**Dataset records:**
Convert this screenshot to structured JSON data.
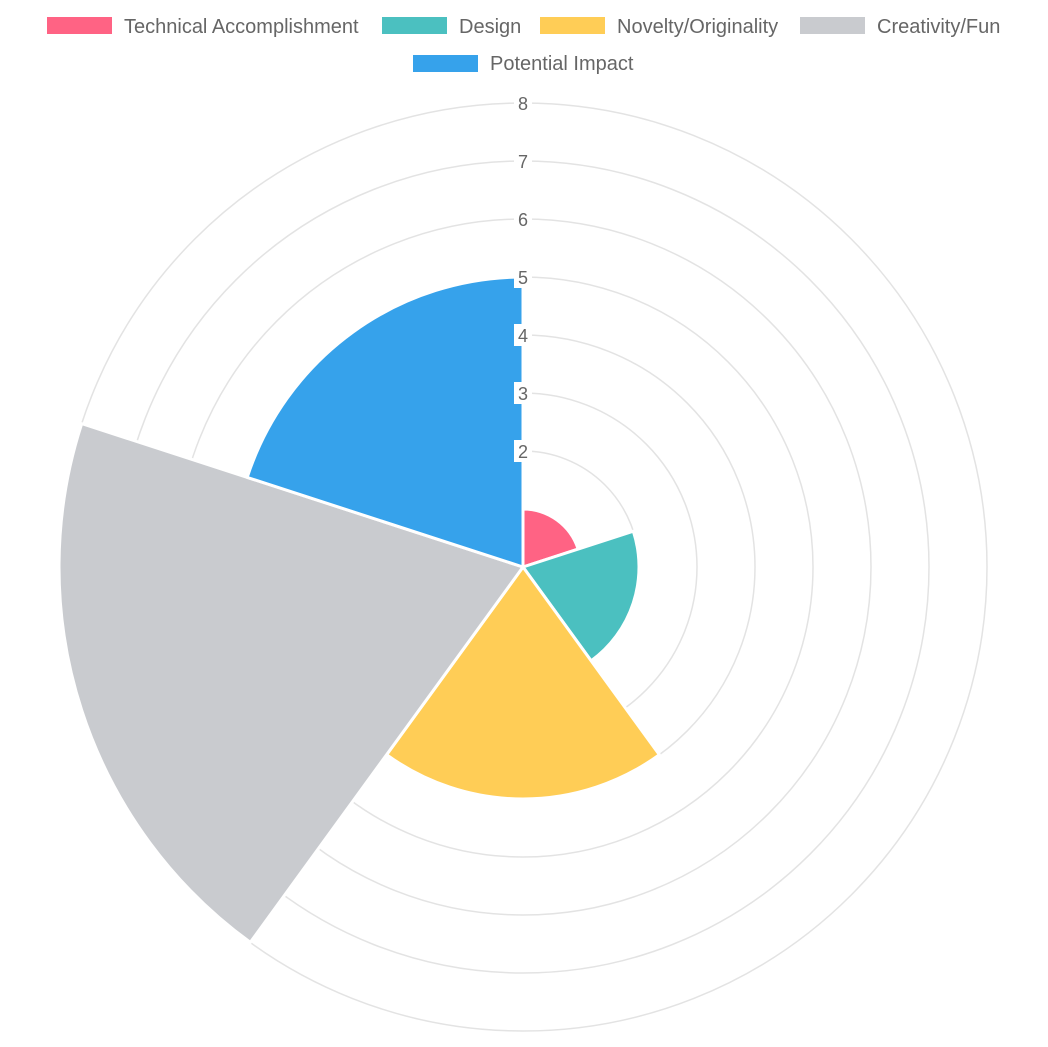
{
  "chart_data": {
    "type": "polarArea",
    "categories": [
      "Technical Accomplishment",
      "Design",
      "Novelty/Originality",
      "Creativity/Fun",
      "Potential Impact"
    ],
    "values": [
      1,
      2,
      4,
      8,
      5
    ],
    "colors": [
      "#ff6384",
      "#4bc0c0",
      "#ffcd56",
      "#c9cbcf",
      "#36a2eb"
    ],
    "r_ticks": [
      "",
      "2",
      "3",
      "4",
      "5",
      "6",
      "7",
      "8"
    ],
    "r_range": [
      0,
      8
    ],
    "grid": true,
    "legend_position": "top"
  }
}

---

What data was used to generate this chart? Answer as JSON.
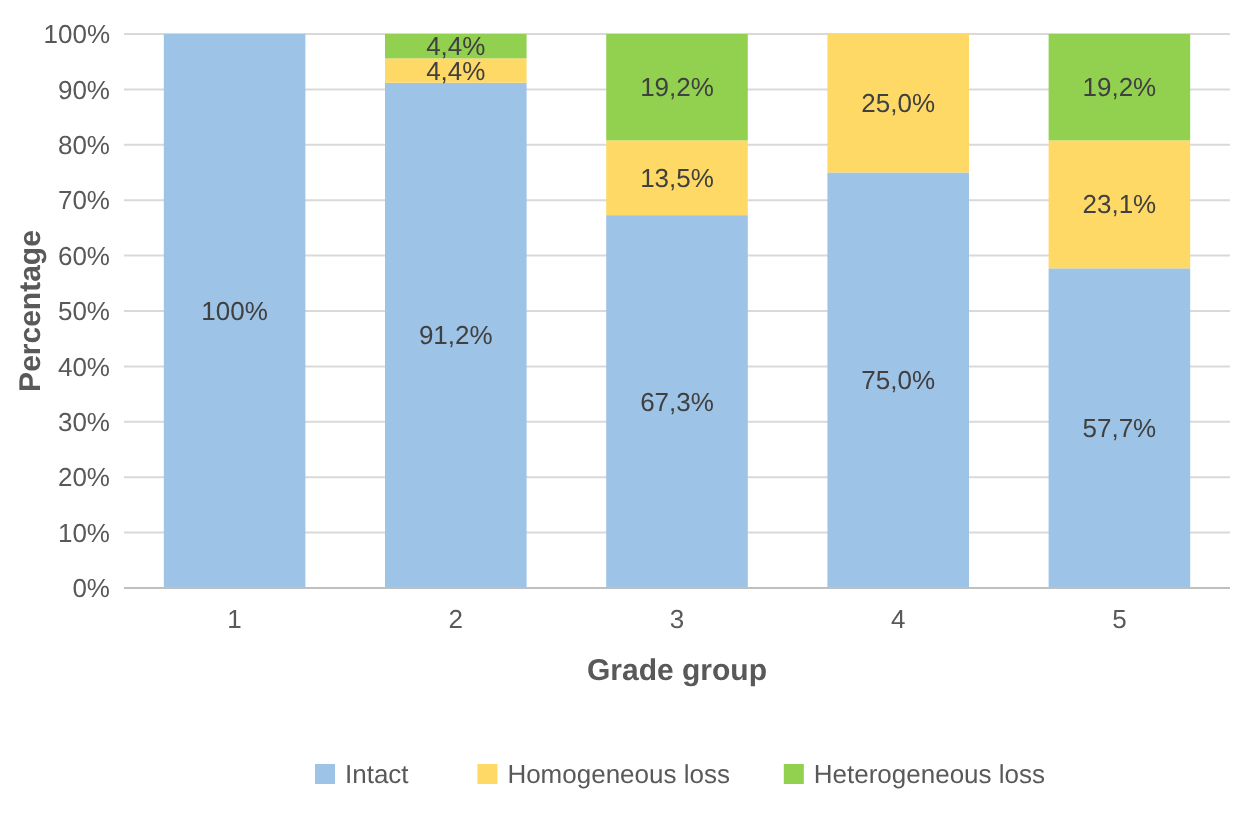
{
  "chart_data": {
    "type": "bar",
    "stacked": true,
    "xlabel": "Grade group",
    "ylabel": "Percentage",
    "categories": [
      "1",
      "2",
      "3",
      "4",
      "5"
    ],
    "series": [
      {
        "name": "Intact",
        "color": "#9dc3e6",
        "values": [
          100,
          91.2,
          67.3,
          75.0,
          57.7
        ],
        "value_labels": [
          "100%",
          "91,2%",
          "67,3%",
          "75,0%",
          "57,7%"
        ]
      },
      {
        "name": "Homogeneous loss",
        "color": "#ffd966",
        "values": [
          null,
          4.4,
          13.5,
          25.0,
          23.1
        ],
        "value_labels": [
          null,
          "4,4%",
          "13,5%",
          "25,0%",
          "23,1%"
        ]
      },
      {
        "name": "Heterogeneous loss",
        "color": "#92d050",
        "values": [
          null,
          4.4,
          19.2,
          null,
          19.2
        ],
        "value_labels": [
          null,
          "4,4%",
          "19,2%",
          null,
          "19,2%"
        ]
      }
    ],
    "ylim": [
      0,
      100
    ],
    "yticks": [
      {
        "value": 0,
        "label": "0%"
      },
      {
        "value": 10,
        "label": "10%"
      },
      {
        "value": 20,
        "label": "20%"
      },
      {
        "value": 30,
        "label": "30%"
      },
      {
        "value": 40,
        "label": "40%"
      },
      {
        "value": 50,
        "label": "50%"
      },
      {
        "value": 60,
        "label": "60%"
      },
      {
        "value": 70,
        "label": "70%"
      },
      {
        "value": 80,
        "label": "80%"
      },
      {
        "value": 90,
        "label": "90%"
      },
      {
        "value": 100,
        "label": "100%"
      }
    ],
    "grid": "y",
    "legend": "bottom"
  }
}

**What needs to be done:** Filter the records down to the lines that contain the string "loss", and copy those lines.

**Exercise output:**
        "name": "Homogeneous loss",
        "name": "Heterogeneous loss",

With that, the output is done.